**Challenge**
Pick out the lines below with "authentication" and list them.

A run of records:
--------------------
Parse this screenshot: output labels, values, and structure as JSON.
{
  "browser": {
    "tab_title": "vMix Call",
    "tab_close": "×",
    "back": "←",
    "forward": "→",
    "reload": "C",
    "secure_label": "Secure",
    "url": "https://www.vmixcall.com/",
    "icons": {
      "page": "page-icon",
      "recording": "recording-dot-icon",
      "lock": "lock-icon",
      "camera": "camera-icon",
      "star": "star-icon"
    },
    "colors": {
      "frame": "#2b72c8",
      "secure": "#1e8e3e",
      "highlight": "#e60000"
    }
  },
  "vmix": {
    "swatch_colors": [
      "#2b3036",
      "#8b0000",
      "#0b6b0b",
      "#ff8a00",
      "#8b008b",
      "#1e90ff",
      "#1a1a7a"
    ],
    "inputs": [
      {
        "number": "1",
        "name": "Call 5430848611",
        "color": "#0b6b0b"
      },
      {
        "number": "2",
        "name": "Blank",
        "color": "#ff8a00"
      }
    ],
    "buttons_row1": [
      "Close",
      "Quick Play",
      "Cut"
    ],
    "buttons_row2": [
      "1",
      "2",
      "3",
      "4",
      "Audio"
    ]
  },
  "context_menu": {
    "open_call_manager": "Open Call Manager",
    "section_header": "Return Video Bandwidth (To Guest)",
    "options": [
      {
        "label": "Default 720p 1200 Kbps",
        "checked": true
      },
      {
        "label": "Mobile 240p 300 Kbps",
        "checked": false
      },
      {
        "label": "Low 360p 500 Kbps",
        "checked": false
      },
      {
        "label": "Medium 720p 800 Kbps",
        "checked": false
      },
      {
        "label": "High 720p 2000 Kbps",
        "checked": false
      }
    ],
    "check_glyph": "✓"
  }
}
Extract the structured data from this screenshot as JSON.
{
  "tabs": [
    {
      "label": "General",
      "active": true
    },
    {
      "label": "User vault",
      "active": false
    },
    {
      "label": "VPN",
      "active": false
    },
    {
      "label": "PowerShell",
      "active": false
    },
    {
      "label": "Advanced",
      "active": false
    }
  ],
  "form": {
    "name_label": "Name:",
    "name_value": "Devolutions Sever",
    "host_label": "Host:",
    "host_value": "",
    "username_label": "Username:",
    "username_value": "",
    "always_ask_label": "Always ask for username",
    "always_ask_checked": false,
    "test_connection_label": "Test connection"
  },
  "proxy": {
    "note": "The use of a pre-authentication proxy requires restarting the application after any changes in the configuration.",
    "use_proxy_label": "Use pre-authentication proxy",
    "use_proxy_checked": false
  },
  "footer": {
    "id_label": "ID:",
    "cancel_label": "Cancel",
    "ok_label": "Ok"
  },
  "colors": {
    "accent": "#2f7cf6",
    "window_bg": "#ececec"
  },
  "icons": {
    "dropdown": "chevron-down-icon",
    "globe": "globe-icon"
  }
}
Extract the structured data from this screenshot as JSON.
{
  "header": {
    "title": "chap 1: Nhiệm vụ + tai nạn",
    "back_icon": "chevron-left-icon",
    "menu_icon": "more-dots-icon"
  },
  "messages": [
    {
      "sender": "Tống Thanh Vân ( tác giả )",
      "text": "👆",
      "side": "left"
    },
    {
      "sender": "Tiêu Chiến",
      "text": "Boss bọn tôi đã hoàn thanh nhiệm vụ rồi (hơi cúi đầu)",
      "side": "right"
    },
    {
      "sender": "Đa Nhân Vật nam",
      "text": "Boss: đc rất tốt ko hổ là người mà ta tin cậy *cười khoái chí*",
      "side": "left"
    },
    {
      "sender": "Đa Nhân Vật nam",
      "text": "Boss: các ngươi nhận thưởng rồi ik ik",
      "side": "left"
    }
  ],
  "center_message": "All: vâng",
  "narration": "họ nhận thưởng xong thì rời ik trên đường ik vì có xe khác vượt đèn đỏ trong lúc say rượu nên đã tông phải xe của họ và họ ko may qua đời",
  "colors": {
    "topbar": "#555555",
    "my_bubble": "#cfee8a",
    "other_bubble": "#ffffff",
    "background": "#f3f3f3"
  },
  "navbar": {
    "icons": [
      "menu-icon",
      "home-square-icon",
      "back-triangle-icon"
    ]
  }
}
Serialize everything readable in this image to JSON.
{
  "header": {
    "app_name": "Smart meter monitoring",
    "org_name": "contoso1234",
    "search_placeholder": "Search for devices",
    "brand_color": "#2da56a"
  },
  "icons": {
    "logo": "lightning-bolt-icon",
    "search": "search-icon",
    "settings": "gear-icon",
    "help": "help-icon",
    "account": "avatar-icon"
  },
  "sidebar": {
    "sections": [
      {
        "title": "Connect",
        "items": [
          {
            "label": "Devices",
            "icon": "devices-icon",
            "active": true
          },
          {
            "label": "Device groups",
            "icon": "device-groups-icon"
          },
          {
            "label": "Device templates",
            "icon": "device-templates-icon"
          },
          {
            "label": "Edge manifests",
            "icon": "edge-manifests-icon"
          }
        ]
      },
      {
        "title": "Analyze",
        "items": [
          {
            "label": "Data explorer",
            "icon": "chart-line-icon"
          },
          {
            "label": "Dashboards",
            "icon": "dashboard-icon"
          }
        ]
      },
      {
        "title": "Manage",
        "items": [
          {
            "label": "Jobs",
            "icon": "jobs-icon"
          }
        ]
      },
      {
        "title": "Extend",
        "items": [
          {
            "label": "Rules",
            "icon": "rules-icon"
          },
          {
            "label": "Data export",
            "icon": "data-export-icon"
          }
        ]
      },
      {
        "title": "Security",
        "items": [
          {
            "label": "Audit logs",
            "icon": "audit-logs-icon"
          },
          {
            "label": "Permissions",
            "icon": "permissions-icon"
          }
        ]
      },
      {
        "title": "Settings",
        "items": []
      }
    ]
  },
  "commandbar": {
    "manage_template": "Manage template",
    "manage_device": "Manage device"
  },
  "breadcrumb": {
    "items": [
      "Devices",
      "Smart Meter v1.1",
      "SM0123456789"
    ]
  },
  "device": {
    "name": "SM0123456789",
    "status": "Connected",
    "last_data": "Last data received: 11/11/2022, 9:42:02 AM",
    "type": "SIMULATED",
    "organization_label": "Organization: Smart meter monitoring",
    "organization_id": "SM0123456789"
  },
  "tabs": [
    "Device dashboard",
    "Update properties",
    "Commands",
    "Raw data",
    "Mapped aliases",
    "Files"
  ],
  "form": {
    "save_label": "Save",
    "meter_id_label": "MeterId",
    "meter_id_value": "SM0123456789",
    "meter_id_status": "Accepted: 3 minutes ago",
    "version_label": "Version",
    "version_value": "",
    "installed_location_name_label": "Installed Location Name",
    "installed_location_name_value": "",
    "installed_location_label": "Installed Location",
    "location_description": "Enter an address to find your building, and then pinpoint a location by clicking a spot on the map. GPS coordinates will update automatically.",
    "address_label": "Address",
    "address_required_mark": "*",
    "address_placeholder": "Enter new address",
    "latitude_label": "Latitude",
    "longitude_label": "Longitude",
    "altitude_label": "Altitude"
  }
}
--------------------
**Written answer**
    "note": "The use of a pre-authentication proxy requires restarting the application after any changes in the configuration.",
    "use_proxy_label": "Use pre-authentication proxy",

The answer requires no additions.